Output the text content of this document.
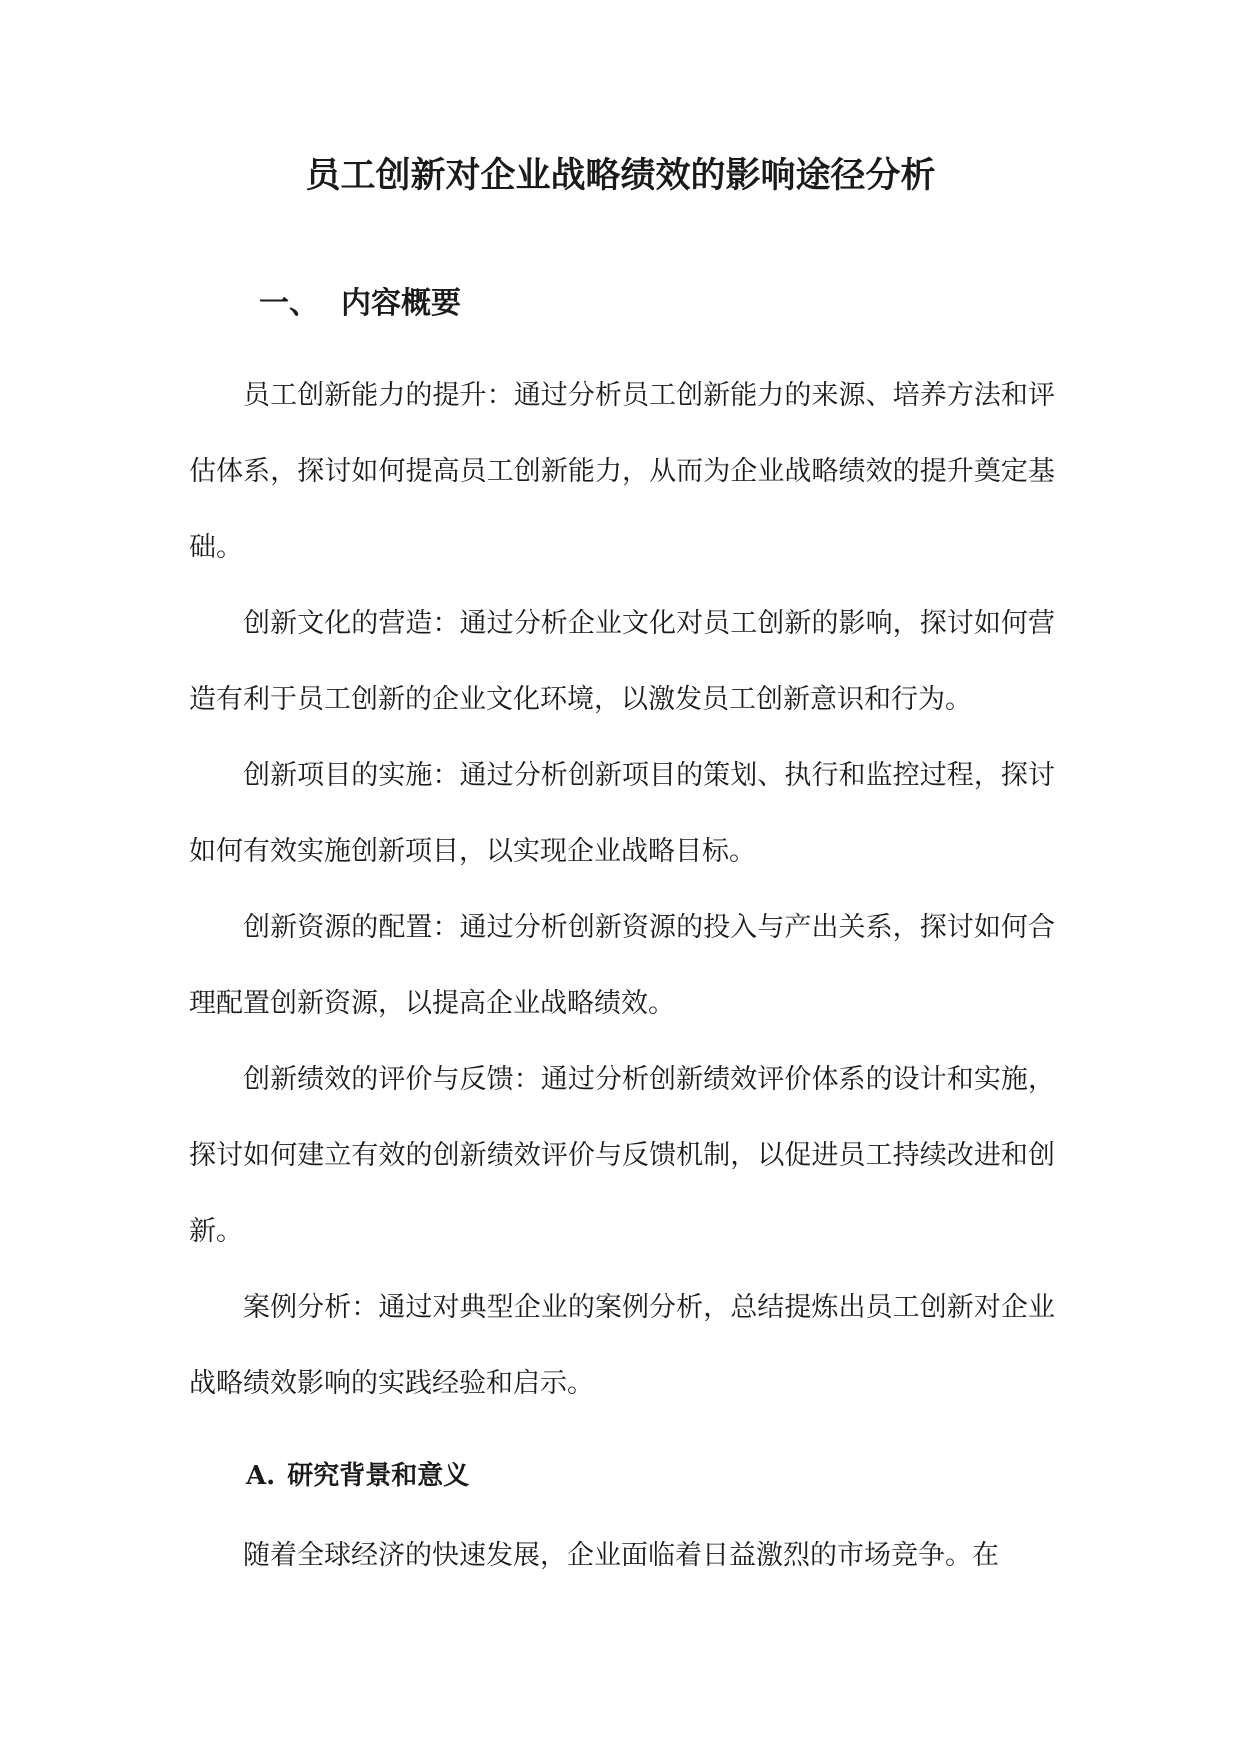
员工创新对企业战略绩效的影响途径分析
一、 内容概要

员工创新能力的提升：通过分析员工创新能力的来源、培养方法和评估体系，探讨如何提高员工创新能力，从而为企业战略绩效的提升奠定基础。

创新文化的营造：通过分析企业文化对员工创新的影响，探讨如何营造有利于员工创新的企业文化环境，以激发员工创新意识和行为。

创新项目的实施：通过分析创新项目的策划、执行和监控过程，探讨如何有效实施创新项目，以实现企业战略目标。

创新资源的配置：通过分析创新资源的投入与产出关系，探讨如何合理配置创新资源，以提高企业战略绩效。

创新绩效的评价与反馈：通过分析创新绩效评价体系的设计和实施，探讨如何建立有效的创新绩效评价与反馈机制，以促进员工持续改进和创新。

案例分析：通过对典型企业的案例分析，总结提炼出员工创新对企业战略绩效影响的实践经验和启示。

A. 研究背景和意义

随着全球经济的快速发展，企业面临着日益激烈的市场竞争。在
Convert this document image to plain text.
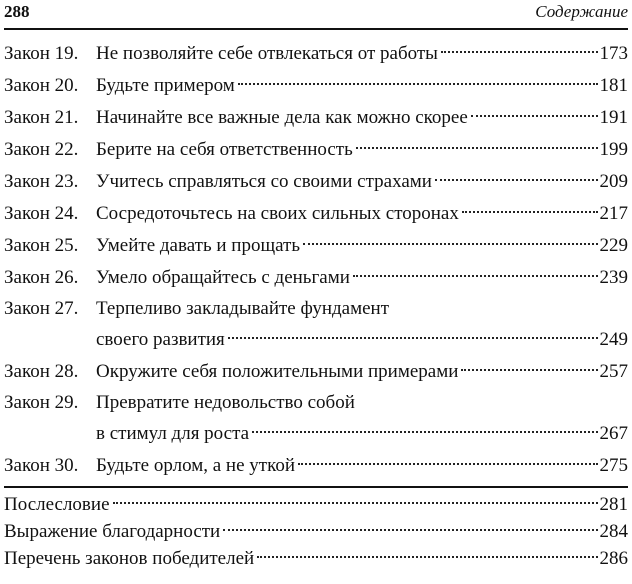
288	Содержание
Закон 19. Не позволяйте себе отвлекаться от работы	173
Закон 20. Будьте примером	181
Закон 21. Начинайте все важные дела как можно скорее	191
Закон 22. Берите на себя ответственность	199
Закон 23. Учитесь справляться со своими страхами	209
Закон 24. Сосредоточьтесь на своих сильных сторонах	217
Закон 25. Умейте давать и прощать	229
Закон 26. Умело обращайтесь с деньгами	239
Закон 27. Терпеливо закладывайте фундамент
своего развития	249
Закон 28. Окружите себя положительными примерами	257
Закон 29. Превратите недовольство собой
в стимул для роста	267
Закон 30. Будьте орлом, а не уткой	275
Послесловие	281
Выражение благодарности	284
Перечень законов победителей	286
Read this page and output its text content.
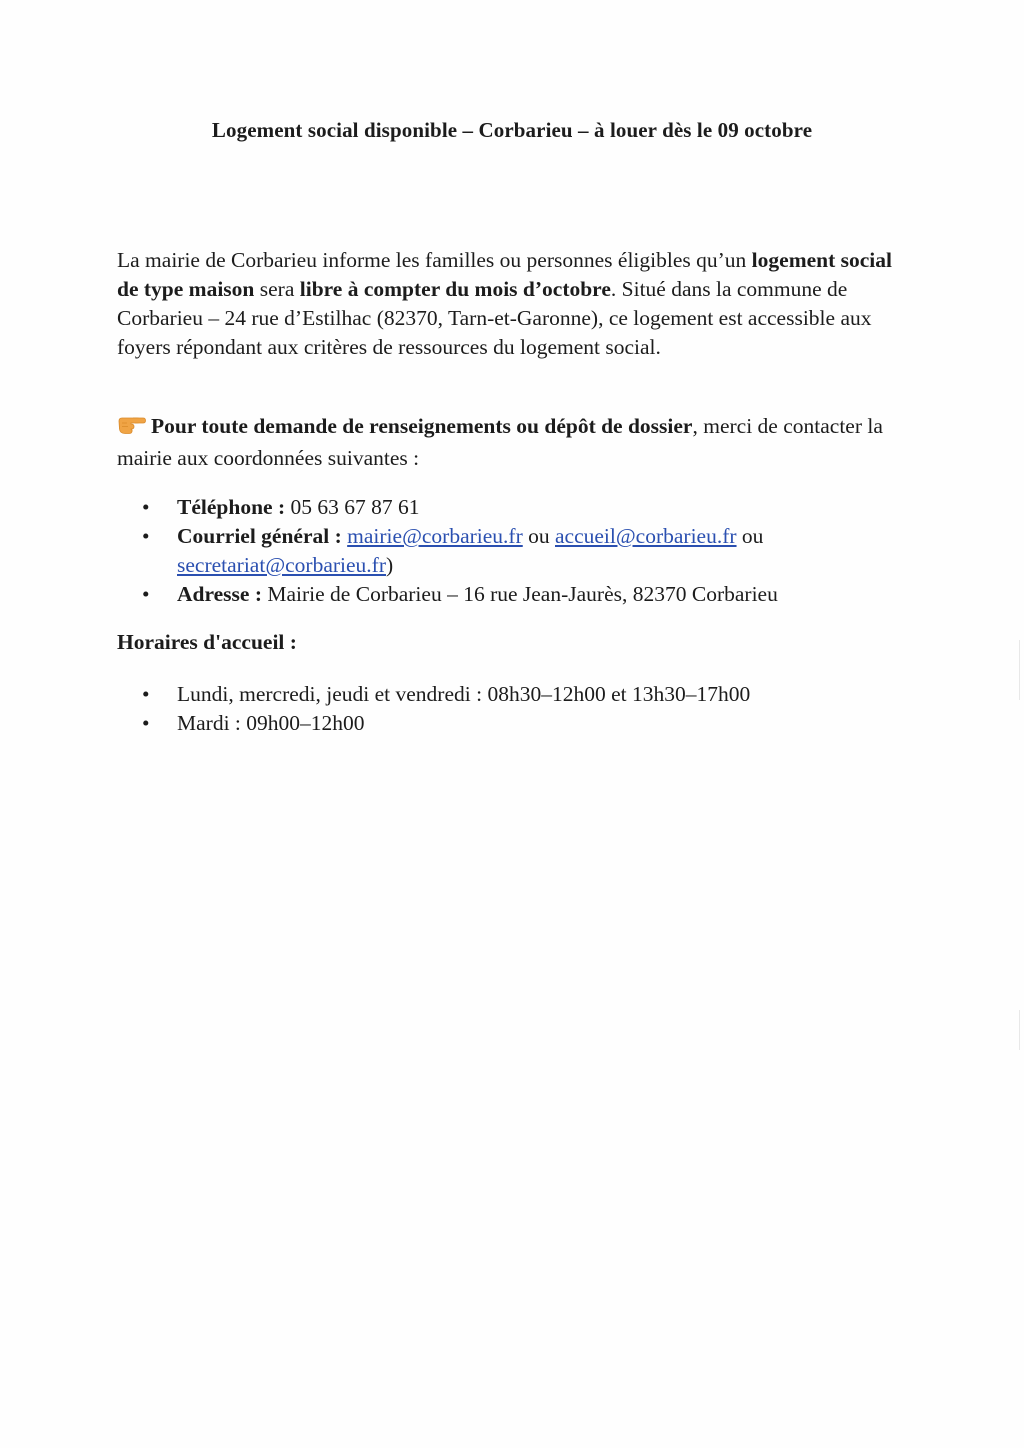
Logement social disponible – Corbarieu – à louer dès le 09 octobre

La mairie de Corbarieu informe les familles ou personnes éligibles qu’un logement social de type maison sera libre à compter du mois d’octobre. Situé dans la commune de Corbarieu – 24 rue d’Estilhac (82370, Tarn-et-Garonne), ce logement est accessible aux foyers répondant aux critères de ressources du logement social.

Pour toute demande de renseignements ou dépôt de dossier, merci de contacter la mairie aux coordonnées suivantes :

• Téléphone : 05 63 67 87 61
• Courriel général : mairie@corbarieu.fr ou accueil@corbarieu.fr ou secretariat@corbarieu.fr)
• Adresse : Mairie de Corbarieu – 16 rue Jean-Jaurès, 82370 Corbarieu
Horaires d'accueil :
• Lundi, mercredi, jeudi et vendredi : 08h30–12h00 et 13h30–17h00
• Mardi : 09h00–12h00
━━━━━━━━━━━━━━━━━━━━
• [Your objective]: Copy every single line of the material above that holds "себя".

• [Answer to this exercise]:
Закон 22. Берите на себя ответственность	199
Закон 28. Окружите себя положительными примерами	257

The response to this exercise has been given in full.